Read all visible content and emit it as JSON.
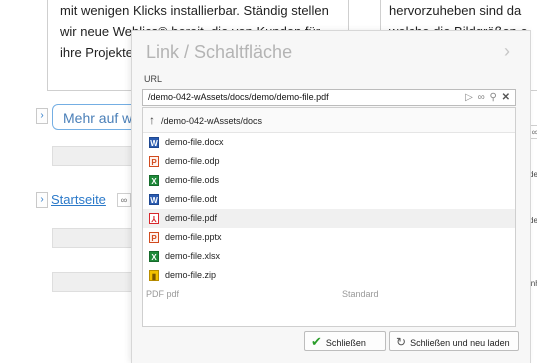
{
  "background": {
    "left_lines": [
      "mit wenigen Klicks installierbar. Ständig stellen",
      "wir neue Weblics® bereit, die von Kunden für",
      "ihre Projekte"
    ],
    "right_lines": [
      "hervorzuheben sind da",
      "welche die Bildgrößen e",
      "nt",
      "tim"
    ],
    "more_button": "Mehr auf w",
    "start_link": "Startseite",
    "right_fragments": [
      "de",
      "der",
      "inh"
    ],
    "peek_left": "PDF  pdf",
    "peek_right": "Standard"
  },
  "dialog": {
    "title": "Link / Schaltfläche",
    "url_label": "URL",
    "url_value": "/demo-042-wAssets/docs/demo/demo-file.pdf",
    "up_entry": "/demo-042-wAssets/docs",
    "files": [
      {
        "name": "demo-file.docx",
        "icon": "word-icon",
        "glyph": "W"
      },
      {
        "name": "demo-file.odp",
        "icon": "presentation-icon",
        "glyph": "P"
      },
      {
        "name": "demo-file.ods",
        "icon": "spreadsheet-icon",
        "glyph": "X"
      },
      {
        "name": "demo-file.odt",
        "icon": "word-icon",
        "glyph": "W"
      },
      {
        "name": "demo-file.pdf",
        "icon": "pdf-icon",
        "glyph": "⅄"
      },
      {
        "name": "demo-file.pptx",
        "icon": "presentation-icon",
        "glyph": "P"
      },
      {
        "name": "demo-file.xlsx",
        "icon": "spreadsheet-icon",
        "glyph": "X"
      },
      {
        "name": "demo-file.zip",
        "icon": "zip-icon",
        "glyph": "▮"
      }
    ],
    "close_label": "Schließen",
    "close_reload_label": "Schließen und neu laden"
  },
  "colors": {
    "accent": "#2b79c9",
    "check": "#2a9d2a"
  }
}
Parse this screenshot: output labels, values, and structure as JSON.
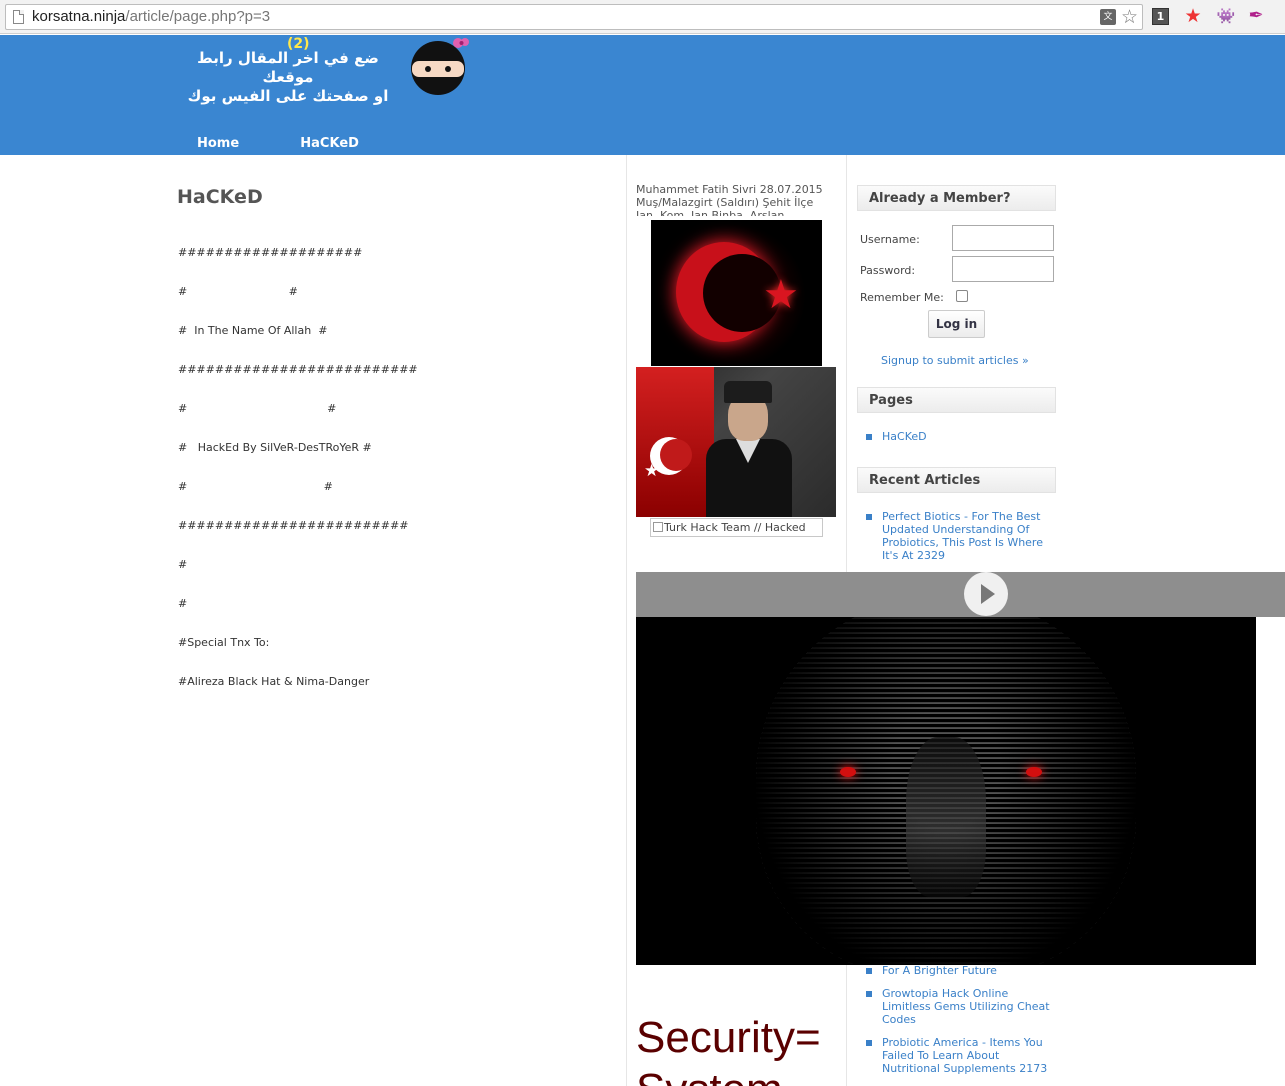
{
  "browser": {
    "url_host": "korsatna.ninja",
    "url_path": "/article/page.php?p=3",
    "ext_badge": "1"
  },
  "header": {
    "banner_line1": "ضع في اخر المقال رابط موقعك",
    "banner_line2": "او صفحتك على الفيس بوك",
    "banner_count": "(2)",
    "nav": [
      "Home",
      "HaCKeD"
    ]
  },
  "article": {
    "title": "HaCKeD",
    "body_lines": [
      "####################",
      "#                             #",
      "#  In The Name Of Allah  #",
      "##########################",
      "#                                        #",
      "#   HackEd By SilVeR-DesTRoYeR #",
      "#                                       #",
      "#########################",
      "#",
      "#",
      "#Special Tnx To:",
      "#Alireza Black Hat & Nima-Danger"
    ]
  },
  "middle": {
    "meta_text": "Muhammet Fatih Sivri 28.07.2015 Muş/Malazgirt (Saldırı) Şehit İlçe Jan. Kom. Jan Binba. Arslan",
    "broken_image_alt": "Turk Hack Team // Hacked",
    "security_text": "Security=",
    "security_text2": "System"
  },
  "sidebar": {
    "member_heading": "Already a Member?",
    "username_label": "Username:",
    "password_label": "Password:",
    "remember_label": "Remember Me:",
    "login_button": "Log in",
    "signup_link": "Signup to submit articles »",
    "pages_heading": "Pages",
    "pages": [
      "HaCKeD"
    ],
    "recent_heading": "Recent Articles",
    "recent_top": [
      "Perfect Biotics - For The Best Updated Understanding Of Probiotics, This Post Is Where It's At 2329"
    ],
    "recent_bottom": [
      "For A Brighter Future",
      "Growtopia Hack Online Limitless Gems Utilizing Cheat Codes",
      "Probiotic America - Items You Failed To Learn About Nutritional Supplements 2173"
    ]
  }
}
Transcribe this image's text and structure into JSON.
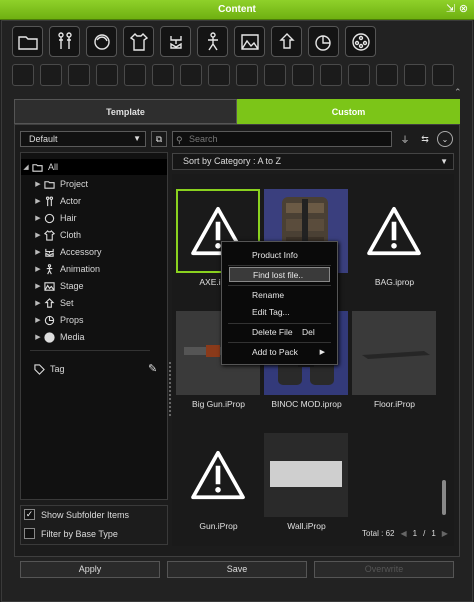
{
  "window": {
    "title": "Content",
    "pin_glyph": "⇲",
    "close_glyph": "⊗"
  },
  "categories": [
    "folder-icon",
    "actor-icon",
    "hair-icon",
    "cloth-icon",
    "accessory-icon",
    "animation-icon",
    "stage-icon",
    "set-icon",
    "props-icon",
    "media-icon"
  ],
  "tabs": {
    "template": "Template",
    "custom": "Custom"
  },
  "toolbar": {
    "dropdown_value": "Default",
    "search_placeholder": "Search"
  },
  "tree": {
    "root": "All",
    "items": [
      "Project",
      "Actor",
      "Hair",
      "Cloth",
      "Accessory",
      "Animation",
      "Stage",
      "Set",
      "Props",
      "Media"
    ],
    "tag": "Tag"
  },
  "sort": {
    "label": "Sort by Category : A to Z"
  },
  "items": [
    {
      "label": "AXE.iprop",
      "kind": "missing"
    },
    {
      "label": "",
      "kind": "pack"
    },
    {
      "label": "BAG.iprop",
      "kind": "missing"
    },
    {
      "label": "Big Gun.iProp",
      "kind": "gun"
    },
    {
      "label": "BINOC MOD.iprop",
      "kind": "binoc"
    },
    {
      "label": "Floor.iProp",
      "kind": "floor"
    },
    {
      "label": "Gun.iProp",
      "kind": "missing"
    },
    {
      "label": "Wall.iProp",
      "kind": "wall"
    }
  ],
  "context_menu": {
    "product_info": "Product Info",
    "find_lost": "Find lost file..",
    "rename": "Rename",
    "edit_tag": "Edit Tag...",
    "delete": "Delete File",
    "delete_shortcut": "Del",
    "add_to_pack": "Add to Pack"
  },
  "pager": {
    "total": "Total : 62",
    "page": "1",
    "sep": "/",
    "pages": "1"
  },
  "options": {
    "show_subfolder": "Show Subfolder Items",
    "filter_base": "Filter by Base Type"
  },
  "buttons": {
    "apply": "Apply",
    "save": "Save",
    "overwrite": "Overwrite"
  },
  "colors": {
    "accent": "#7cc518"
  }
}
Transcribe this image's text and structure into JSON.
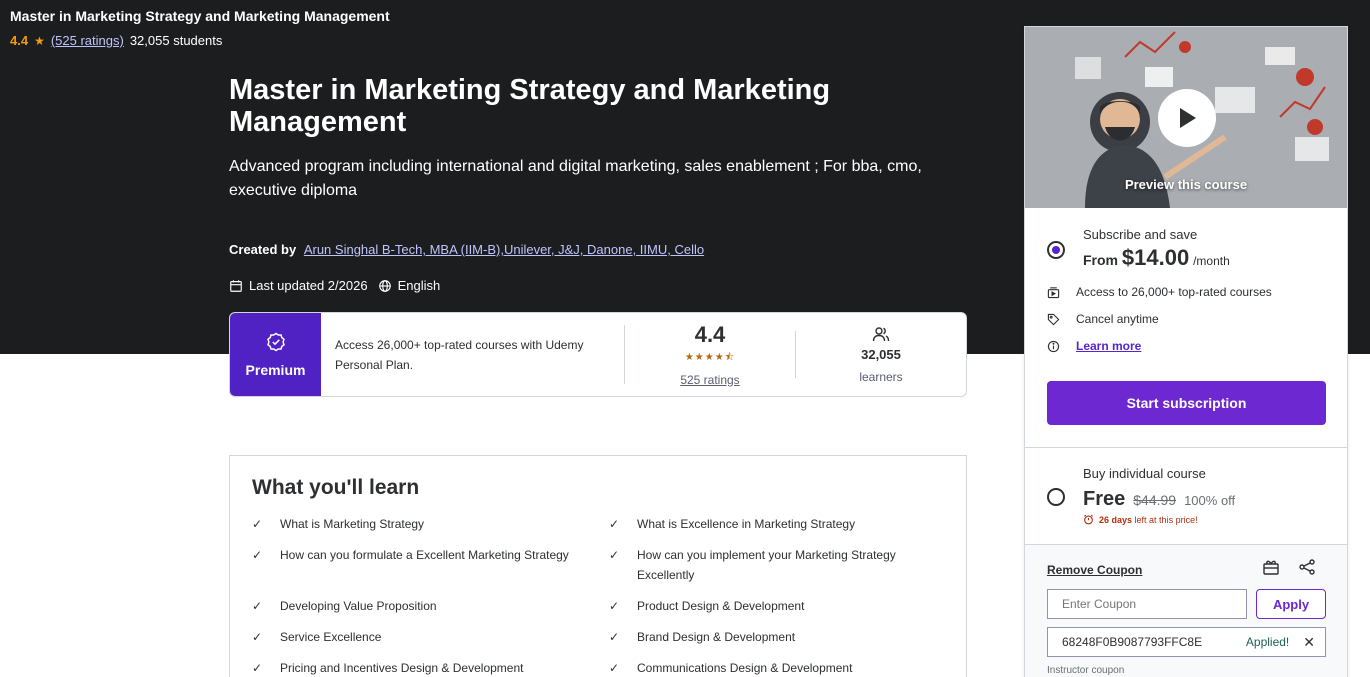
──────
- [Aim] Locate the word "docs" in the records above, and return each line that has it.

- [In response]
    "url_value": "/demo-042-wAssets/docs/demo/demo-file.pdf",
    "up_entry": "/demo-042-wAssets/docs",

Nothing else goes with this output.